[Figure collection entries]
——

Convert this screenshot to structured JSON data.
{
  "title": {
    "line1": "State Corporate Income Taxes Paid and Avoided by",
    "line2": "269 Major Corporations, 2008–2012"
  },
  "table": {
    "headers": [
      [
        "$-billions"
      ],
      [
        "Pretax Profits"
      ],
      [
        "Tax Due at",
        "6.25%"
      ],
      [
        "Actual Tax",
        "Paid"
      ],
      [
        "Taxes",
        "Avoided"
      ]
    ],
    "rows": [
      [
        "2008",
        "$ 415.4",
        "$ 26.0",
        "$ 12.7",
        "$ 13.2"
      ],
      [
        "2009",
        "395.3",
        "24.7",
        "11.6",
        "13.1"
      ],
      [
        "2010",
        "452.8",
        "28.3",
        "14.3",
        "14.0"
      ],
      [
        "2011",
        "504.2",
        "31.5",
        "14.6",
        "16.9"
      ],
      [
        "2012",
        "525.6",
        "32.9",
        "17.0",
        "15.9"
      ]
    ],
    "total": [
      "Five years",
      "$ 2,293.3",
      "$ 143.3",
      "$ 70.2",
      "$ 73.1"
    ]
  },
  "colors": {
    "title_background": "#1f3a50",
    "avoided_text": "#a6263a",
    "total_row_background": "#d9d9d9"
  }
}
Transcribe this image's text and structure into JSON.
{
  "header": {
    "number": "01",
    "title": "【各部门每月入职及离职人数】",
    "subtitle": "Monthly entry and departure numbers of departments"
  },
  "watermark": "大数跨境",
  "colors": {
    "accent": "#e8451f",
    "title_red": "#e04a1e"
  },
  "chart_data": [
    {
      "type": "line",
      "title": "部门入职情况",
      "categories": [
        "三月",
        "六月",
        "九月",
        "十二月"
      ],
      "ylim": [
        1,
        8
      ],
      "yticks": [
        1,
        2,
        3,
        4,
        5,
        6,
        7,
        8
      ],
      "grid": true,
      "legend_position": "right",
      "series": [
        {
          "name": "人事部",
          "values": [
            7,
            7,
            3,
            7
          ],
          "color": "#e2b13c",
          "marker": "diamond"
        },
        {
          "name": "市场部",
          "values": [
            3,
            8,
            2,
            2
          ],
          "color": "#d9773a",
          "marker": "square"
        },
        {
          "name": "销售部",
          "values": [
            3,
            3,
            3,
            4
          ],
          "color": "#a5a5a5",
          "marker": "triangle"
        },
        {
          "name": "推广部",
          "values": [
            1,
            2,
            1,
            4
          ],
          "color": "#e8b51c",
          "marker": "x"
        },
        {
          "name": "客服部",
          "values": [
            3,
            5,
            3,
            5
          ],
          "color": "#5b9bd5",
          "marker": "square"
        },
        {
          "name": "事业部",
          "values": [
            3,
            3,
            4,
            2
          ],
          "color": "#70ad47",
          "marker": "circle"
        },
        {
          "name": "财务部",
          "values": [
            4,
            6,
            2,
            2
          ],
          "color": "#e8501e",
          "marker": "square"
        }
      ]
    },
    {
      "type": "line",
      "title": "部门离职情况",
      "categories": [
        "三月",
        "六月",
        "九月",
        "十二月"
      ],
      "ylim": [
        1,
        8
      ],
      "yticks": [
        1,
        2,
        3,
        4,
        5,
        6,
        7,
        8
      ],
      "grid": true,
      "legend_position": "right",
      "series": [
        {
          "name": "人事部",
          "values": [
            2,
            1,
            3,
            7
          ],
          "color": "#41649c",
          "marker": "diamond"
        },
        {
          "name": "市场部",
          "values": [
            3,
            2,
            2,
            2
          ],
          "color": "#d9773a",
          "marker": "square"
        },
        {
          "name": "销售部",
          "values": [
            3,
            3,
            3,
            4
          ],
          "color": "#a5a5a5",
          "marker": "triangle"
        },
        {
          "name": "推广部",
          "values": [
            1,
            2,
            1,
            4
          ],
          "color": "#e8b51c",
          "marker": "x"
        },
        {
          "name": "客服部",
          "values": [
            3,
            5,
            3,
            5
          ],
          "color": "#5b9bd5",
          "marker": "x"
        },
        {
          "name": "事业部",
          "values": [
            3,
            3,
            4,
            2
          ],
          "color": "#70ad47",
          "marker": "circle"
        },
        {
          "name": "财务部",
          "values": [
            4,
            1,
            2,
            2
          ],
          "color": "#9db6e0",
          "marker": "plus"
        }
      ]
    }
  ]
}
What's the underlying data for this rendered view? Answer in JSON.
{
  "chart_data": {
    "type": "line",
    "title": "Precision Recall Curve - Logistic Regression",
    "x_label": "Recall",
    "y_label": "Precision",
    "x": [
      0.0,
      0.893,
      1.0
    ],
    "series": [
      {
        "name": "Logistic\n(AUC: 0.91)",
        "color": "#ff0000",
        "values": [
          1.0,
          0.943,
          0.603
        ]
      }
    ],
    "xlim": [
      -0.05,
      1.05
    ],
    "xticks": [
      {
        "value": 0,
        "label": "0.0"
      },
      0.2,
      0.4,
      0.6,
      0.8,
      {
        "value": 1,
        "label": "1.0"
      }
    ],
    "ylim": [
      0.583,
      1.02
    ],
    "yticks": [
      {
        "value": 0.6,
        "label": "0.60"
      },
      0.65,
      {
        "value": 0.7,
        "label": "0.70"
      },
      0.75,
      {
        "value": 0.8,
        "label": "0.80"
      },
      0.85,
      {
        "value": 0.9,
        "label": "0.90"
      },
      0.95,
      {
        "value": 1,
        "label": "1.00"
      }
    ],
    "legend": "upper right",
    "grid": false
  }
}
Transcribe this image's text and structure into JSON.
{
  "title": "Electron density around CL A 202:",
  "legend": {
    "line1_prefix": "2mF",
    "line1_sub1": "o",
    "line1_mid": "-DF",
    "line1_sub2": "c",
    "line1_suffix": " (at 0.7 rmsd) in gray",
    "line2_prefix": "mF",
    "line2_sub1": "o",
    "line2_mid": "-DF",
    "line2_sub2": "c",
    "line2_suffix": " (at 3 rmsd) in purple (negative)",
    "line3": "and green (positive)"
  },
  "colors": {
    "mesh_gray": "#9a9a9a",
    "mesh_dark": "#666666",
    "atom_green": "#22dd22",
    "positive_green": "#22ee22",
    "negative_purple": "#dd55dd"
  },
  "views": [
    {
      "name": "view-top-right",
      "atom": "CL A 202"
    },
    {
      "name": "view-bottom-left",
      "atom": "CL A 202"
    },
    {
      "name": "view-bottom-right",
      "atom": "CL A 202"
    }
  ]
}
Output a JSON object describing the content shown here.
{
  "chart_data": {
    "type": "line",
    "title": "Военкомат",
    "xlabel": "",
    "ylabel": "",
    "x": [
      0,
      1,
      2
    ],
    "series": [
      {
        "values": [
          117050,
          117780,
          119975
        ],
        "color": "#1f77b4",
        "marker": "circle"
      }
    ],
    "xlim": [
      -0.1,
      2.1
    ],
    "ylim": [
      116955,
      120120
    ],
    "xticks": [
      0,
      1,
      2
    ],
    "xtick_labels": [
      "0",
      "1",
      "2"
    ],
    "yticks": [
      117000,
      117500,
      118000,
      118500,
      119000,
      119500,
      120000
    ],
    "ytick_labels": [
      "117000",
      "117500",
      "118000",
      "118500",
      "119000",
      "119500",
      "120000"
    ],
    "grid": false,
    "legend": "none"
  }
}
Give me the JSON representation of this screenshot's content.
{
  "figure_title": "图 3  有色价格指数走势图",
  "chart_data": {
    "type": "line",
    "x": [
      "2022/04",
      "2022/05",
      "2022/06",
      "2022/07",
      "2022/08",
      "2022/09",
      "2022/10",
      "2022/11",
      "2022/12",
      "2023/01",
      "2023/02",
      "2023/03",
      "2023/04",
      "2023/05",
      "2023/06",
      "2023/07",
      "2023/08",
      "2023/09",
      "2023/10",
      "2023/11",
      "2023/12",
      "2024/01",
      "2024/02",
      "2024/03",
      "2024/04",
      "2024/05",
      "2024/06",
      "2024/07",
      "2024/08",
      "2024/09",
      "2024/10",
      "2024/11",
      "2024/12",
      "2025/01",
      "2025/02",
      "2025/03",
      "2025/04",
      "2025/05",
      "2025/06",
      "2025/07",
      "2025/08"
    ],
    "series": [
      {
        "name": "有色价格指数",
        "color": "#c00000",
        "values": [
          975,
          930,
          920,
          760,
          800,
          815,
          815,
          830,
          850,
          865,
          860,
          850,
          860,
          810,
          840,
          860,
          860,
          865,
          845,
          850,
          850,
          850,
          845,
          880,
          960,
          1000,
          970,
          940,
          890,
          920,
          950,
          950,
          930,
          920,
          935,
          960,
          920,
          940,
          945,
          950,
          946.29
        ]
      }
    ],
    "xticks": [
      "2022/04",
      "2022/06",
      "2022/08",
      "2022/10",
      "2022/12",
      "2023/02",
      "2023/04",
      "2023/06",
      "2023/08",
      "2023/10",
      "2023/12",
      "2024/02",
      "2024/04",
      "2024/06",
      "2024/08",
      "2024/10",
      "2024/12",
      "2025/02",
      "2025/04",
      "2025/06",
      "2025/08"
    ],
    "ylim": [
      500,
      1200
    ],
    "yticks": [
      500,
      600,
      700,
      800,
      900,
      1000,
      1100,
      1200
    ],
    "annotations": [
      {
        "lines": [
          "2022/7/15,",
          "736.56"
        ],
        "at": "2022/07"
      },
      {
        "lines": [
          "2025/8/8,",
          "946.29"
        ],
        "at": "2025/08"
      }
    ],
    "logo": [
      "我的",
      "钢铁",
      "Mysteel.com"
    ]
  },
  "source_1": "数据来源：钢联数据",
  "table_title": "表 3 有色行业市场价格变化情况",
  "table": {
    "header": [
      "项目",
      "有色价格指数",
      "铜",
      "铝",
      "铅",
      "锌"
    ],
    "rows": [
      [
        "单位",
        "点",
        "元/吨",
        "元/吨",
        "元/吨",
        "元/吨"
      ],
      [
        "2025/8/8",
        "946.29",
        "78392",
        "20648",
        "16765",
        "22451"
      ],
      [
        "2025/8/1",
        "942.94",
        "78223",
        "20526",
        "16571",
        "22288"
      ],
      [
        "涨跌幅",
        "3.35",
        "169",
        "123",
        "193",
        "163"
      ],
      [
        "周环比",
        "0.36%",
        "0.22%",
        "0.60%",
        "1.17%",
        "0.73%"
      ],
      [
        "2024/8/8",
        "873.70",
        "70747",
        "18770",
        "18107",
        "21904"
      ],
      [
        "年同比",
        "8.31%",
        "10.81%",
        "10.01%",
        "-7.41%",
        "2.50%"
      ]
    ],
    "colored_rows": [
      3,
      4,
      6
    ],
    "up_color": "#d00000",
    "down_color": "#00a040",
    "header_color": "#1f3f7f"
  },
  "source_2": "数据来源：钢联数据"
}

——

▸ **What this task involves**
Using the records above, find and show each line with the string "Paid".

▸ **Response for this exercise**
    "line1": "State Corporate Income Taxes Paid and Avoided by",
        "Paid"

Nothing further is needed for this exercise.